**DATA EXTRACT:**
◆ ◆ ◆

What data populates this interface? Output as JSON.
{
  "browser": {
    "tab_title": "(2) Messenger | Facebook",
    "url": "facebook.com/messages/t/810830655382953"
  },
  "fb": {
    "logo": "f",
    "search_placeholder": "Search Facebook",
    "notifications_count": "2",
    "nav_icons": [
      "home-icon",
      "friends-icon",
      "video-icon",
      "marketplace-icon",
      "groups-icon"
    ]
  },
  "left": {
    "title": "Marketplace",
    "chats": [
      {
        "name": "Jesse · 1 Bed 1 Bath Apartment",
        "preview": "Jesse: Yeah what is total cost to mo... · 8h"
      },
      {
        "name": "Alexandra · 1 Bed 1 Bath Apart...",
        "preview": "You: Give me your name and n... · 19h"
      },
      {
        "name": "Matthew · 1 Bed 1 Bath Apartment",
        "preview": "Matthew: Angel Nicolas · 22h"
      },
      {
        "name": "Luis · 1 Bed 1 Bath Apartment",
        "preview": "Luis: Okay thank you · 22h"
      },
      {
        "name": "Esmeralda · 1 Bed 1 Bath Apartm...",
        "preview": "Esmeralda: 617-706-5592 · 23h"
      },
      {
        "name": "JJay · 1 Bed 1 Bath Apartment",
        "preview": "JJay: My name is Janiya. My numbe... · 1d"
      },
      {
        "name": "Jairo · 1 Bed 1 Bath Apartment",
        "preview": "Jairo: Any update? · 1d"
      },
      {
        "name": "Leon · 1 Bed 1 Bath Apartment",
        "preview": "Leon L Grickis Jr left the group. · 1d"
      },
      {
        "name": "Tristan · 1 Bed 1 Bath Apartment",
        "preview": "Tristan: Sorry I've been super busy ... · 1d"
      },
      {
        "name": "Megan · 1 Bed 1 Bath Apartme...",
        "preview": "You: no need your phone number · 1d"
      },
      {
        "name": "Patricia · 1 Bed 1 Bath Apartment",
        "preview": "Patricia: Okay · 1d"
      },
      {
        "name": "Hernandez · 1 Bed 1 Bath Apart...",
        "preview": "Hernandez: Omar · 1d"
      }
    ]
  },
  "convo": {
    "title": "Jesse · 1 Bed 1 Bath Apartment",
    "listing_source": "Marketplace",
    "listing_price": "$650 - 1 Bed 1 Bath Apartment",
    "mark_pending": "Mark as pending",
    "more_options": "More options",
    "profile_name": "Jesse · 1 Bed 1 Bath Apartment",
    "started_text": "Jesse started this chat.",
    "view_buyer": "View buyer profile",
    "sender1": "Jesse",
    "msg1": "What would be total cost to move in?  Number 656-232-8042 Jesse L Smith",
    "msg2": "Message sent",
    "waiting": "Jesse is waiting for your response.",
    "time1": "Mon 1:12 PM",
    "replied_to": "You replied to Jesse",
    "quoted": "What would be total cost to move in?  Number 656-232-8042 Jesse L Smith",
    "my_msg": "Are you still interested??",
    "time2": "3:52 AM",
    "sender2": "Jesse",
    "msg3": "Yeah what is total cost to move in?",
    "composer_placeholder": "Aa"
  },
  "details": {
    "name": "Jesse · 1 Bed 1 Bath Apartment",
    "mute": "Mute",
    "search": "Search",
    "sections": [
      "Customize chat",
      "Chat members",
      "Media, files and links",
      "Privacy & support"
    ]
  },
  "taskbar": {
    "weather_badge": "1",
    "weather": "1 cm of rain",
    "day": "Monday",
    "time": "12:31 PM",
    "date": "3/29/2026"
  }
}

◆ ◆ ◆

**DESCRIPTION OF THE TASK:**
Produce an exact copy of every entry above.

**ANSWER TO THIS EXERCISE:**
What data populates this interface? Output as JSON.
{
  "browser": {
    "tab_title": "(2) Messenger | Facebook",
    "url": "facebook.com/messages/t/810830655382953"
  },
  "fb": {
    "logo": "f",
    "search_placeholder": "Search Facebook",
    "notifications_count": "2",
    "nav_icons": [
      "home-icon",
      "friends-icon",
      "video-icon",
      "marketplace-icon",
      "groups-icon"
    ]
  },
  "left": {
    "title": "Marketplace",
    "chats": [
      {
        "name": "Jesse · 1 Bed 1 Bath Apartment",
        "preview": "Jesse: Yeah what is total cost to mo... · 8h"
      },
      {
        "name": "Alexandra · 1 Bed 1 Bath Apart...",
        "preview": "You: Give me your name and n... · 19h"
      },
      {
        "name": "Matthew · 1 Bed 1 Bath Apartment",
        "preview": "Matthew: Angel Nicolas · 22h"
      },
      {
        "name": "Luis · 1 Bed 1 Bath Apartment",
        "preview": "Luis: Okay thank you · 22h"
      },
      {
        "name": "Esmeralda · 1 Bed 1 Bath Apartm...",
        "preview": "Esmeralda: 617-706-5592 · 23h"
      },
      {
        "name": "JJay · 1 Bed 1 Bath Apartment",
        "preview": "JJay: My name is Janiya. My numbe... · 1d"
      },
      {
        "name": "Jairo · 1 Bed 1 Bath Apartment",
        "preview": "Jairo: Any update? · 1d"
      },
      {
        "name": "Leon · 1 Bed 1 Bath Apartment",
        "preview": "Leon L Grickis Jr left the group. · 1d"
      },
      {
        "name": "Tristan · 1 Bed 1 Bath Apartment",
        "preview": "Tristan: Sorry I've been super busy ... · 1d"
      },
      {
        "name": "Megan · 1 Bed 1 Bath Apartme...",
        "preview": "You: no need your phone number · 1d"
      },
      {
        "name": "Patricia · 1 Bed 1 Bath Apartment",
        "preview": "Patricia: Okay · 1d"
      },
      {
        "name": "Hernandez · 1 Bed 1 Bath Apart...",
        "preview": "Hernandez: Omar · 1d"
      }
    ]
  },
  "convo": {
    "title": "Jesse · 1 Bed 1 Bath Apartment",
    "listing_source": "Marketplace",
    "listing_price": "$650 - 1 Bed 1 Bath Apartment",
    "mark_pending": "Mark as pending",
    "more_options": "More options",
    "profile_name": "Jesse · 1 Bed 1 Bath Apartment",
    "started_text": "Jesse started this chat.",
    "view_buyer": "View buyer profile",
    "sender1": "Jesse",
    "msg1": "What would be total cost to move in?  Number 656-232-8042 Jesse L Smith",
    "msg2": "Message sent",
    "waiting": "Jesse is waiting for your response.",
    "time1": "Mon 1:12 PM",
    "replied_to": "You replied to Jesse",
    "quoted": "What would be total cost to move in?  Number 656-232-8042 Jesse L Smith",
    "my_msg": "Are you still interested??",
    "time2": "3:52 AM",
    "sender2": "Jesse",
    "msg3": "Yeah what is total cost to move in?",
    "composer_placeholder": "Aa"
  },
  "details": {
    "name": "Jesse · 1 Bed 1 Bath Apartment",
    "mute": "Mute",
    "search": "Search",
    "sections": [
      "Customize chat",
      "Chat members",
      "Media, files and links",
      "Privacy & support"
    ]
  },
  "taskbar": {
    "weather_badge": "1",
    "weather": "1 cm of rain",
    "day": "Monday",
    "time": "12:31 PM",
    "date": "3/29/2026"
  }
}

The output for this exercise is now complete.